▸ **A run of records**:
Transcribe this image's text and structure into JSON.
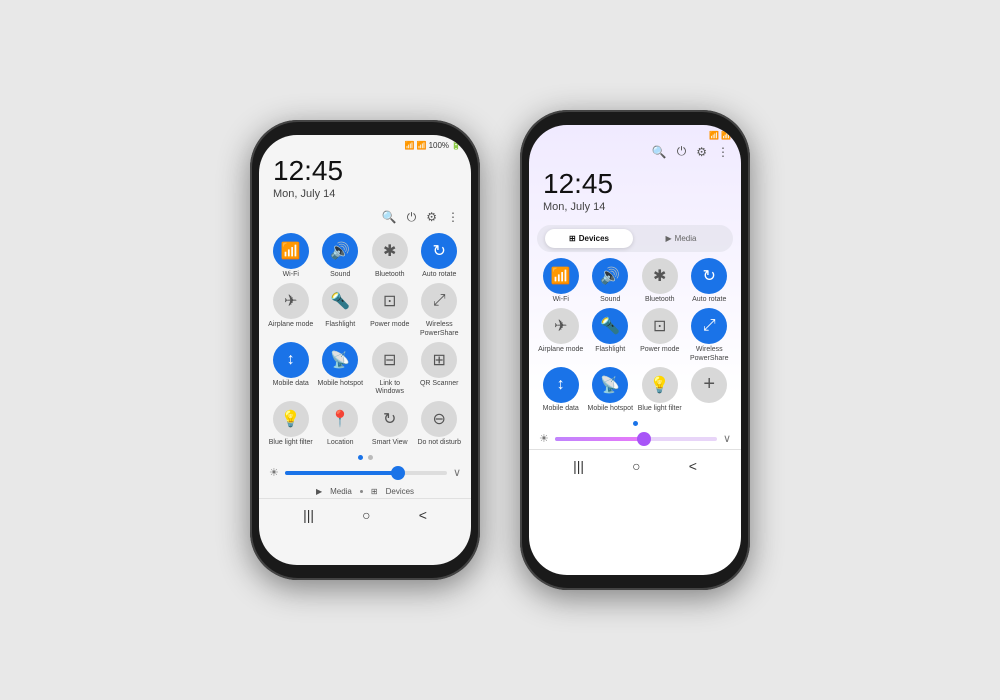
{
  "phone_left": {
    "status": {
      "wifi": "📶",
      "signal": "📶",
      "battery": "100%"
    },
    "time": "12:45",
    "date": "Mon, July 14",
    "toolbar": {
      "search": "🔍",
      "power": "⏻",
      "settings": "⚙",
      "more": "⋮"
    },
    "tiles": [
      {
        "label": "Wi-Fi",
        "active": true,
        "icon": "📶"
      },
      {
        "label": "Sound",
        "active": true,
        "icon": "🔊"
      },
      {
        "label": "Bluetooth",
        "active": false,
        "icon": "❄"
      },
      {
        "label": "Auto\nrotate",
        "active": true,
        "icon": "🔄"
      },
      {
        "label": "Airplane\nmode",
        "active": false,
        "icon": "✈"
      },
      {
        "label": "Flashlight",
        "active": false,
        "icon": "🔦"
      },
      {
        "label": "Power\nmode",
        "active": false,
        "icon": "🔋"
      },
      {
        "label": "Wireless\nPowerShare",
        "active": false,
        "icon": "📡"
      },
      {
        "label": "Mobile\ndata",
        "active": true,
        "icon": "↕"
      },
      {
        "label": "Mobile\nhotspot",
        "active": true,
        "icon": "📶"
      },
      {
        "label": "Link to\nWindows",
        "active": false,
        "icon": "🖥"
      },
      {
        "label": "QR Scanner",
        "active": false,
        "icon": "⊞"
      },
      {
        "label": "Blue light\nfilter",
        "active": false,
        "icon": "💡"
      },
      {
        "label": "Location",
        "active": false,
        "icon": "📍"
      },
      {
        "label": "Smart View",
        "active": false,
        "icon": "🔄"
      },
      {
        "label": "Do not\ndisturb",
        "active": false,
        "icon": "⊖"
      }
    ],
    "brightness": 70,
    "bottom_bar": {
      "media_label": "Media",
      "devices_label": "Devices"
    },
    "nav": {
      "recent": "|||",
      "home": "○",
      "back": "<"
    }
  },
  "phone_right": {
    "status": {
      "wifi": "📶",
      "signal": "📶"
    },
    "toolbar": {
      "search": "🔍",
      "power": "⏻",
      "settings": "⚙",
      "more": "⋮"
    },
    "time": "12:45",
    "date": "Mon, July 14",
    "tabs": {
      "devices_label": "Devices",
      "media_label": "Media"
    },
    "tiles": [
      {
        "label": "Wi-Fi",
        "active": true,
        "icon": "📶"
      },
      {
        "label": "Sound",
        "active": true,
        "icon": "🔊"
      },
      {
        "label": "Bluetooth",
        "active": false,
        "icon": "❄"
      },
      {
        "label": "Auto\nrotate",
        "active": true,
        "icon": "🔄"
      },
      {
        "label": "Airplane\nmode",
        "active": false,
        "icon": "✈"
      },
      {
        "label": "Flashlight",
        "active": true,
        "icon": "🔦"
      },
      {
        "label": "Power\nmode",
        "active": false,
        "icon": "🔋"
      },
      {
        "label": "Wireless\nPowerShare",
        "active": true,
        "icon": "📡"
      },
      {
        "label": "Mobile\ndata",
        "active": true,
        "icon": "↕"
      },
      {
        "label": "Mobile\nhotspot",
        "active": true,
        "icon": "📶"
      },
      {
        "label": "Blue light\nfilter",
        "active": false,
        "icon": "💡"
      },
      {
        "label": "+",
        "active": false,
        "icon": "+"
      }
    ],
    "brightness": 55,
    "nav": {
      "recent": "|||",
      "home": "○",
      "back": "<"
    }
  }
}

▸ **Exercise objective**: Omitting all images, retype each line of the records precisely.

▸ **Output below**:
Transcribe this image's text and structure into JSON.
{
  "phone_left": {
    "status": {
      "wifi": "📶",
      "signal": "📶",
      "battery": "100%"
    },
    "time": "12:45",
    "date": "Mon, July 14",
    "toolbar": {
      "search": "🔍",
      "power": "⏻",
      "settings": "⚙",
      "more": "⋮"
    },
    "tiles": [
      {
        "label": "Wi-Fi",
        "active": true,
        "icon": "📶"
      },
      {
        "label": "Sound",
        "active": true,
        "icon": "🔊"
      },
      {
        "label": "Bluetooth",
        "active": false,
        "icon": "❄"
      },
      {
        "label": "Auto\nrotate",
        "active": true,
        "icon": "🔄"
      },
      {
        "label": "Airplane\nmode",
        "active": false,
        "icon": "✈"
      },
      {
        "label": "Flashlight",
        "active": false,
        "icon": "🔦"
      },
      {
        "label": "Power\nmode",
        "active": false,
        "icon": "🔋"
      },
      {
        "label": "Wireless\nPowerShare",
        "active": false,
        "icon": "📡"
      },
      {
        "label": "Mobile\ndata",
        "active": true,
        "icon": "↕"
      },
      {
        "label": "Mobile\nhotspot",
        "active": true,
        "icon": "📶"
      },
      {
        "label": "Link to\nWindows",
        "active": false,
        "icon": "🖥"
      },
      {
        "label": "QR Scanner",
        "active": false,
        "icon": "⊞"
      },
      {
        "label": "Blue light\nfilter",
        "active": false,
        "icon": "💡"
      },
      {
        "label": "Location",
        "active": false,
        "icon": "📍"
      },
      {
        "label": "Smart View",
        "active": false,
        "icon": "🔄"
      },
      {
        "label": "Do not\ndisturb",
        "active": false,
        "icon": "⊖"
      }
    ],
    "brightness": 70,
    "bottom_bar": {
      "media_label": "Media",
      "devices_label": "Devices"
    },
    "nav": {
      "recent": "|||",
      "home": "○",
      "back": "<"
    }
  },
  "phone_right": {
    "status": {
      "wifi": "📶",
      "signal": "📶"
    },
    "toolbar": {
      "search": "🔍",
      "power": "⏻",
      "settings": "⚙",
      "more": "⋮"
    },
    "time": "12:45",
    "date": "Mon, July 14",
    "tabs": {
      "devices_label": "Devices",
      "media_label": "Media"
    },
    "tiles": [
      {
        "label": "Wi-Fi",
        "active": true,
        "icon": "📶"
      },
      {
        "label": "Sound",
        "active": true,
        "icon": "🔊"
      },
      {
        "label": "Bluetooth",
        "active": false,
        "icon": "❄"
      },
      {
        "label": "Auto\nrotate",
        "active": true,
        "icon": "🔄"
      },
      {
        "label": "Airplane\nmode",
        "active": false,
        "icon": "✈"
      },
      {
        "label": "Flashlight",
        "active": true,
        "icon": "🔦"
      },
      {
        "label": "Power\nmode",
        "active": false,
        "icon": "🔋"
      },
      {
        "label": "Wireless\nPowerShare",
        "active": true,
        "icon": "📡"
      },
      {
        "label": "Mobile\ndata",
        "active": true,
        "icon": "↕"
      },
      {
        "label": "Mobile\nhotspot",
        "active": true,
        "icon": "📶"
      },
      {
        "label": "Blue light\nfilter",
        "active": false,
        "icon": "💡"
      },
      {
        "label": "+",
        "active": false,
        "icon": "+"
      }
    ],
    "brightness": 55,
    "nav": {
      "recent": "|||",
      "home": "○",
      "back": "<"
    }
  }
}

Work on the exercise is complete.